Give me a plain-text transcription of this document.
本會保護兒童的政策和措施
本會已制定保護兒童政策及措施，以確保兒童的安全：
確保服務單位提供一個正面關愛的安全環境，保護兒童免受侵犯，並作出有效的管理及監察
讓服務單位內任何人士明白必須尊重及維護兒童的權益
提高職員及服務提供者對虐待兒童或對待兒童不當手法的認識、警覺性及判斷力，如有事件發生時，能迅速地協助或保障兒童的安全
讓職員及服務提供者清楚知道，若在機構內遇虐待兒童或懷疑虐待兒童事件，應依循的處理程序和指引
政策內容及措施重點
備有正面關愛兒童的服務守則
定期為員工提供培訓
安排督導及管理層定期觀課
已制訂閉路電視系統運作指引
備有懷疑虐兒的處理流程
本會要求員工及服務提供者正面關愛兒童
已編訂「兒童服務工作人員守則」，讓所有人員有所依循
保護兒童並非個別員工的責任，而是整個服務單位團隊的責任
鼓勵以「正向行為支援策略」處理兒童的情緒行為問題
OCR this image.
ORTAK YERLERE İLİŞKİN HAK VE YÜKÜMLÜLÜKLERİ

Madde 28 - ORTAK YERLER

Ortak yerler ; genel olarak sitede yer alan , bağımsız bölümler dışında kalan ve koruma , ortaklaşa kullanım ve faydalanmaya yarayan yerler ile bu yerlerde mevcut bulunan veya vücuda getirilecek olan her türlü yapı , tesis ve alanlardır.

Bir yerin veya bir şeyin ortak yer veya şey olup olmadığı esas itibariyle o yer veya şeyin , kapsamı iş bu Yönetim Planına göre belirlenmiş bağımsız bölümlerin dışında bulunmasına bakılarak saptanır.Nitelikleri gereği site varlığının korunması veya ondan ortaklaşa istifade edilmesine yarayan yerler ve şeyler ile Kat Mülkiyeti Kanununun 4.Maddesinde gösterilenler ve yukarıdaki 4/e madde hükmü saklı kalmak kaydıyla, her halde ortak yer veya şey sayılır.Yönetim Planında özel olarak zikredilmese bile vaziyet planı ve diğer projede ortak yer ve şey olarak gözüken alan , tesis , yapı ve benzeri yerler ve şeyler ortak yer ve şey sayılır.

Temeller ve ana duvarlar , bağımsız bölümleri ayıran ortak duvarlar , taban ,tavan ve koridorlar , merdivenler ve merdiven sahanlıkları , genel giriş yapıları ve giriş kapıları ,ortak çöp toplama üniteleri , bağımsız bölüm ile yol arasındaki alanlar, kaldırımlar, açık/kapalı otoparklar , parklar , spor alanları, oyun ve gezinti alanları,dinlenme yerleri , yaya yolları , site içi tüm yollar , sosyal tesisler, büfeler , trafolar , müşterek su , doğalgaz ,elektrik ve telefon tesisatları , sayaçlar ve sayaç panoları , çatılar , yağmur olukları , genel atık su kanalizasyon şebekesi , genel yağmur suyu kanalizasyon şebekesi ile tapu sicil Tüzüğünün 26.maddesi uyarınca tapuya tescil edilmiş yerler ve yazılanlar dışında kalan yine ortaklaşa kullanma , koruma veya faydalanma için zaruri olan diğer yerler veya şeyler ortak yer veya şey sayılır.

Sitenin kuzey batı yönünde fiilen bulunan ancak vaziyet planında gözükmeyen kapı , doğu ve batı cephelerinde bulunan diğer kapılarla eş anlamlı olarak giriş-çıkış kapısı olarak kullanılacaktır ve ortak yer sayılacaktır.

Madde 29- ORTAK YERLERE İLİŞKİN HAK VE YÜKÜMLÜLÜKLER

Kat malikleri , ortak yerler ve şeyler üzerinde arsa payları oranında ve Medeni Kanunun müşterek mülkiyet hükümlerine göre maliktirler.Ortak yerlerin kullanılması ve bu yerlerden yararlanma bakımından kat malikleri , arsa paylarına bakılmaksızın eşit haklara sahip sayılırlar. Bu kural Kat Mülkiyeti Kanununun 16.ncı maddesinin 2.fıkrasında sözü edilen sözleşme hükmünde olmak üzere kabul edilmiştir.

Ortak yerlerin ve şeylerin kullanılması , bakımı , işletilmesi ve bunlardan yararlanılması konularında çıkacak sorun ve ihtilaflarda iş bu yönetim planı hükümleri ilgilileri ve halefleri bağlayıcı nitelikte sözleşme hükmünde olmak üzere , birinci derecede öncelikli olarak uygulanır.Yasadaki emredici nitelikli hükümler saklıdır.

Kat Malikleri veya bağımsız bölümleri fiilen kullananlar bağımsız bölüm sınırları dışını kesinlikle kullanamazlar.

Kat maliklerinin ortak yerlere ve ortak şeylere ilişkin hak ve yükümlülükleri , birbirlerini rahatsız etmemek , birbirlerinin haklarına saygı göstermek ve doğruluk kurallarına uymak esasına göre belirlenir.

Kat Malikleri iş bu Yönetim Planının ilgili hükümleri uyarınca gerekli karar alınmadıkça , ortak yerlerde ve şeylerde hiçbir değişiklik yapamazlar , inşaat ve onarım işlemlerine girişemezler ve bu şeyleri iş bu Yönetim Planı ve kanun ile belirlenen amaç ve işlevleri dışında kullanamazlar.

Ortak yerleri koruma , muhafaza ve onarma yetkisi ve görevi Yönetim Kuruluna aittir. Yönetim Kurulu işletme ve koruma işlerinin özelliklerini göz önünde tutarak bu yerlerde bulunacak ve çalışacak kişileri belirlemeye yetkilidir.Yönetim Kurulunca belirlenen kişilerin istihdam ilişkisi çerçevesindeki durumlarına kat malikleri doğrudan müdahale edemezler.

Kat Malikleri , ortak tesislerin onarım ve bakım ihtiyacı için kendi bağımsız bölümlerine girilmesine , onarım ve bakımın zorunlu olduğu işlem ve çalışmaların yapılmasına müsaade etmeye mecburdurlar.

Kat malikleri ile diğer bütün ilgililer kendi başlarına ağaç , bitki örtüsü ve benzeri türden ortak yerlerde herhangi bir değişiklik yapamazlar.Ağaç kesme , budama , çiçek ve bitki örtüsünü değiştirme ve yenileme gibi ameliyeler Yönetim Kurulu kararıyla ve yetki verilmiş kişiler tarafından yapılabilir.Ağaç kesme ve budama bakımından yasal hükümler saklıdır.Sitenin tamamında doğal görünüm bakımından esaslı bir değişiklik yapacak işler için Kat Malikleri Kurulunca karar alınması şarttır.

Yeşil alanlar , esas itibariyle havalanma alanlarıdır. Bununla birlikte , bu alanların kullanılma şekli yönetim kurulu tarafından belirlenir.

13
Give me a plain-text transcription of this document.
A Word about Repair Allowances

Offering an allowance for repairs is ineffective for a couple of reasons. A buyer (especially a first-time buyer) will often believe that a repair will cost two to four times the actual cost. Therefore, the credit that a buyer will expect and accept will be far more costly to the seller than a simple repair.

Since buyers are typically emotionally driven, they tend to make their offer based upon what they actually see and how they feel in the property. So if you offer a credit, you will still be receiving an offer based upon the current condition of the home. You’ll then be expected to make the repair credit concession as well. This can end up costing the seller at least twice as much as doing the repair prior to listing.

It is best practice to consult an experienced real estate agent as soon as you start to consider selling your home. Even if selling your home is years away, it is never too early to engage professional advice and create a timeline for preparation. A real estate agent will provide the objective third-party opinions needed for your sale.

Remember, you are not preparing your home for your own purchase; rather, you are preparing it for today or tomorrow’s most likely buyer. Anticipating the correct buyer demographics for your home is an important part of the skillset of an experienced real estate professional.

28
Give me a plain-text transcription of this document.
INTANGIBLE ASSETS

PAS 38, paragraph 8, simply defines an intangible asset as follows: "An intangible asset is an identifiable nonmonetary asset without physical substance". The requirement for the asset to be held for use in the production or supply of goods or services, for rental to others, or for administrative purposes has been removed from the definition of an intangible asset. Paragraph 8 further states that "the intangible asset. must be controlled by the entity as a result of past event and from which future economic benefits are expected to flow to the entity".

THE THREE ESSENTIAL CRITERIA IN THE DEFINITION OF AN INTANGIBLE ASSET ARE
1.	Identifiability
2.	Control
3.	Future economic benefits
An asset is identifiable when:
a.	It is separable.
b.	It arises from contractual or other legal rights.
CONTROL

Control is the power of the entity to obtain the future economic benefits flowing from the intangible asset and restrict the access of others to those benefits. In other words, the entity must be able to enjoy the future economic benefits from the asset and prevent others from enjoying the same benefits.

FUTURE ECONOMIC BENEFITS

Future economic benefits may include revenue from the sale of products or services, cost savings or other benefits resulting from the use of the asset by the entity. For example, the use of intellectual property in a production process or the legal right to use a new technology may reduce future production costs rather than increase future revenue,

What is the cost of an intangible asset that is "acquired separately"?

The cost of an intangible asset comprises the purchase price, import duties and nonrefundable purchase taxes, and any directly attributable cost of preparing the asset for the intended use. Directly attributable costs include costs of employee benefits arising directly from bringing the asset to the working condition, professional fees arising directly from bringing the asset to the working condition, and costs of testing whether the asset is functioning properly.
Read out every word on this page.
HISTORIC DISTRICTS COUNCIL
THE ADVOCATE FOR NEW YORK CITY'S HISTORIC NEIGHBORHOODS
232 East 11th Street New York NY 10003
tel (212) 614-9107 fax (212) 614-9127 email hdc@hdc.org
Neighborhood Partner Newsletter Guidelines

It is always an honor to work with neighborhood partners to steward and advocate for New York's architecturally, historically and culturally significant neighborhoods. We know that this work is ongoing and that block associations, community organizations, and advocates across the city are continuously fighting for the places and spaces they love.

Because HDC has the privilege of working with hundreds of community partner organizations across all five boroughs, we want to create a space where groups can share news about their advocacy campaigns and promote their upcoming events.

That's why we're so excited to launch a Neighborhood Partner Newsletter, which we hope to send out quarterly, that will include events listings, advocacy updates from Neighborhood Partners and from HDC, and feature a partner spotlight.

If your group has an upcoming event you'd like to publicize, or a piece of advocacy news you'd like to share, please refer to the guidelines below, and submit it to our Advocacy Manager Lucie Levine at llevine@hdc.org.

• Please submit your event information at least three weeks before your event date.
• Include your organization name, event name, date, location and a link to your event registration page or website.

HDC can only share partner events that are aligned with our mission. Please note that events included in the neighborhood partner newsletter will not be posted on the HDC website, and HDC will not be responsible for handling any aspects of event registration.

* * * * * * * * *

▶ [WRITTEN INSTRUCTION]
Filter the data, keeping only the lines that contain "across".

▶ [COMPLETE ANSWER]
It is always an honor to work with neighborhood partners to steward and advocate for New York's architecturally, historically and culturally significant neighborhoods. We know that this work is ongoing and that block associations, community organizations, and advocates across the city are continuously fighting for the places and spaces they love.
Because HDC has the privilege of working with hundreds of community partner organizations across all five boroughs, we want to create a space where groups can share news about their advocacy campaigns and promote their upcoming events.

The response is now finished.